* _EXERCISE BRIEF_
Identify all lines of the data containing the string "kind" and copy them.

* _DATASET EXTRACT_
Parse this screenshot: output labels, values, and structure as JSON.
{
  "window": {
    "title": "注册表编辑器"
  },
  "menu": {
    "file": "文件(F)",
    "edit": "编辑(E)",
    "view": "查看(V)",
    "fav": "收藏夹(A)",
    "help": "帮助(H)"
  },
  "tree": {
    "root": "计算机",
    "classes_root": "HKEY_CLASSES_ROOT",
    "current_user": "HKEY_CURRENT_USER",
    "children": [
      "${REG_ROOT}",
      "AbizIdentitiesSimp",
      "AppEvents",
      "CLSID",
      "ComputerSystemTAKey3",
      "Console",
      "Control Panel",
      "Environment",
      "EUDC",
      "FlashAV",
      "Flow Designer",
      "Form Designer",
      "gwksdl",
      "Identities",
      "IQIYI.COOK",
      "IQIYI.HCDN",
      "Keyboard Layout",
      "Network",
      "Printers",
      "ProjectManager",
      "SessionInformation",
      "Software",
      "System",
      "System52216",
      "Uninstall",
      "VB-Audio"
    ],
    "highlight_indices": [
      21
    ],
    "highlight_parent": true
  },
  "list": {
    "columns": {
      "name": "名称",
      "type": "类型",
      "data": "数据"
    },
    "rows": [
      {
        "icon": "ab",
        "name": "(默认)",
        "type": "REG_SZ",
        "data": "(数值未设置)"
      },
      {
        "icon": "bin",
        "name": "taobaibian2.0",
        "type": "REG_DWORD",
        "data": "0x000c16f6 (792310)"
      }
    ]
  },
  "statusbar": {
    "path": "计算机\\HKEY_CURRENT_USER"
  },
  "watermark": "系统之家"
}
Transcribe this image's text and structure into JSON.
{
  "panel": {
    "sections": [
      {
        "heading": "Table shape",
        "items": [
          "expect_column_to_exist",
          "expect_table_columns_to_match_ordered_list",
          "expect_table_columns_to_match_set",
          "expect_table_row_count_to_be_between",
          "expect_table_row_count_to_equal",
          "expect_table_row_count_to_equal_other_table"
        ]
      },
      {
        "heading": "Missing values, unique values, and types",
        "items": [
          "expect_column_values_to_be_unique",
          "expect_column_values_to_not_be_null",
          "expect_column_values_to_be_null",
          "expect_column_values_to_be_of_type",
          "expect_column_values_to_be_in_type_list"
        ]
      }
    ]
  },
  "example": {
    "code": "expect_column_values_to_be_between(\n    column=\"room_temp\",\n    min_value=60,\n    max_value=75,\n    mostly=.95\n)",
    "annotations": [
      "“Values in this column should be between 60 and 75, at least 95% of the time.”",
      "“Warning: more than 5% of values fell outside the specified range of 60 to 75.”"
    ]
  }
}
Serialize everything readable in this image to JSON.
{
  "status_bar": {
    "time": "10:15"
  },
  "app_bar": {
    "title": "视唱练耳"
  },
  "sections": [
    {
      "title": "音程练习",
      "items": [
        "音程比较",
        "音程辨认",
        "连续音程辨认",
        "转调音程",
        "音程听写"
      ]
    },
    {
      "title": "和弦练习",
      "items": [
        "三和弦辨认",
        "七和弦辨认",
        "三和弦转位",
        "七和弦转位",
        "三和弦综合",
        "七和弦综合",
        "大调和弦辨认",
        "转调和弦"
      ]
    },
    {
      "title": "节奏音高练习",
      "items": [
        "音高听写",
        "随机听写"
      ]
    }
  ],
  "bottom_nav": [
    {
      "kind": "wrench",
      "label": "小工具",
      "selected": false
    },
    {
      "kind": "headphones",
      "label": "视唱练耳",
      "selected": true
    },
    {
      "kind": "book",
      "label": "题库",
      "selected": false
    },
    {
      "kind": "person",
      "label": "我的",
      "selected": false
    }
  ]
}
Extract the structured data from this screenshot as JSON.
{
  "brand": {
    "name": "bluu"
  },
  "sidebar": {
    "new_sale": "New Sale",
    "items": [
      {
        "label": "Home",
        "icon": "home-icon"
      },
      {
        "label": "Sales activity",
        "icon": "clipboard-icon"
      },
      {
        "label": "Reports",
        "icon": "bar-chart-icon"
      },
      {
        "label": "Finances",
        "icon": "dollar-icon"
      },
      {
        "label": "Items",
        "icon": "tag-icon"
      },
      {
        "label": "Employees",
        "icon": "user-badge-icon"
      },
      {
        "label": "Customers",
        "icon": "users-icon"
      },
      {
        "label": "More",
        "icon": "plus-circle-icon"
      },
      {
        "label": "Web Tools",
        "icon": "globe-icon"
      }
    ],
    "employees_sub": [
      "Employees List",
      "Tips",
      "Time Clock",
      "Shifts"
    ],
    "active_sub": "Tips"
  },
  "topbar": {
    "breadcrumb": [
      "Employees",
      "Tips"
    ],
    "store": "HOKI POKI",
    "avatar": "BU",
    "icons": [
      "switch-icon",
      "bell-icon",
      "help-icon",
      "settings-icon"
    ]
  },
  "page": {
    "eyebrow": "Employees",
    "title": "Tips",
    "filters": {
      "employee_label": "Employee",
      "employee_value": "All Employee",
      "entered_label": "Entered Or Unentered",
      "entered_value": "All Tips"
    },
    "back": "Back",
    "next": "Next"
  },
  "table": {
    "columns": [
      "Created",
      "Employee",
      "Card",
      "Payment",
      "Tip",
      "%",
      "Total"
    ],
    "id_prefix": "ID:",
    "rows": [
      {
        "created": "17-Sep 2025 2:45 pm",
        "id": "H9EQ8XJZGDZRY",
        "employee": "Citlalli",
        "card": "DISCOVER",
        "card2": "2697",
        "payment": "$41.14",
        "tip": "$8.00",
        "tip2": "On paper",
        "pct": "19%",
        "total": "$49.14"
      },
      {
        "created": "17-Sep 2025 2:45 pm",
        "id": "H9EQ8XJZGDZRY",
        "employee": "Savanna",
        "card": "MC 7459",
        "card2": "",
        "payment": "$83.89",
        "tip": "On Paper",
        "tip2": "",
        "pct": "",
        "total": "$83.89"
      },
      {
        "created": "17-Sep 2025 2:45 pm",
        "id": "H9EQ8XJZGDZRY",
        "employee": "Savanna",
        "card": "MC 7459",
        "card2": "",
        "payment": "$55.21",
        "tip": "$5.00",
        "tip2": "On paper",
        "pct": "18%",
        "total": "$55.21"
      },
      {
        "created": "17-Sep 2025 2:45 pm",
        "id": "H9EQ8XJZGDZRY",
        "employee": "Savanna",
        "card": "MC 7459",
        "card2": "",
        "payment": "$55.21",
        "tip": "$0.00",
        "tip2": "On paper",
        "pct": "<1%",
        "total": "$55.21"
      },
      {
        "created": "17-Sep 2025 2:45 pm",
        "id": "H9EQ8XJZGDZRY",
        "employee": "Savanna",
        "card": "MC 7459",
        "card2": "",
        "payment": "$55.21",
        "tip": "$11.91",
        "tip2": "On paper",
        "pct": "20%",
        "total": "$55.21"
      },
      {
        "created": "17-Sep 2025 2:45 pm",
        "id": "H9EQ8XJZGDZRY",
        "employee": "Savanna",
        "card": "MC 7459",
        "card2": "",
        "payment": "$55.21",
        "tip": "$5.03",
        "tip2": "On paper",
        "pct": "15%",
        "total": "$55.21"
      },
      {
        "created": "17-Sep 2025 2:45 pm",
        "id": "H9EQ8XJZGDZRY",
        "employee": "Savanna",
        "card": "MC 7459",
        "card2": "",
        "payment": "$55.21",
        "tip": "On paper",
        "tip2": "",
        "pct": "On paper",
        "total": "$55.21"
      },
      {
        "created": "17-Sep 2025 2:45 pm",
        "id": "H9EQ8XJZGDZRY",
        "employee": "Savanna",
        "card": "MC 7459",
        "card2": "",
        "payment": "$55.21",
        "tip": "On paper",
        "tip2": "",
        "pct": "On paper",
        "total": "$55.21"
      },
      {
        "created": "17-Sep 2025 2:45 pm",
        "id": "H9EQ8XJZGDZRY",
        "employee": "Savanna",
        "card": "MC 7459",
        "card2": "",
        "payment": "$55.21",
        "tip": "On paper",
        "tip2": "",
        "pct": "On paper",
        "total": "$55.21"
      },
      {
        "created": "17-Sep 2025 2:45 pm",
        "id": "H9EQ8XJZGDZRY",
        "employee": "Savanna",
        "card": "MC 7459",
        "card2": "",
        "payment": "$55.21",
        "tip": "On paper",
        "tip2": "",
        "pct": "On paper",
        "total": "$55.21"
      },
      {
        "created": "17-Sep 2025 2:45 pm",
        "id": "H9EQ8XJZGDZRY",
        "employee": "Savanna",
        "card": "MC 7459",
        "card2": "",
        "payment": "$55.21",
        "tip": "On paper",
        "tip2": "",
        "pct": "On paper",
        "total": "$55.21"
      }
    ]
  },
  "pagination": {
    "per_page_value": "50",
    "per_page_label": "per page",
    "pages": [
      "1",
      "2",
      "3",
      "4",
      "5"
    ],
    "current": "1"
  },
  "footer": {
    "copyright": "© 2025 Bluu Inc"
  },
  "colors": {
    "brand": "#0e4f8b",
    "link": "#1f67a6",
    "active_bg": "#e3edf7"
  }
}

* _RESPONSE BELOW_
      "kind": "wrench",
      "kind": "headphones",
      "kind": "book",
      "kind": "person",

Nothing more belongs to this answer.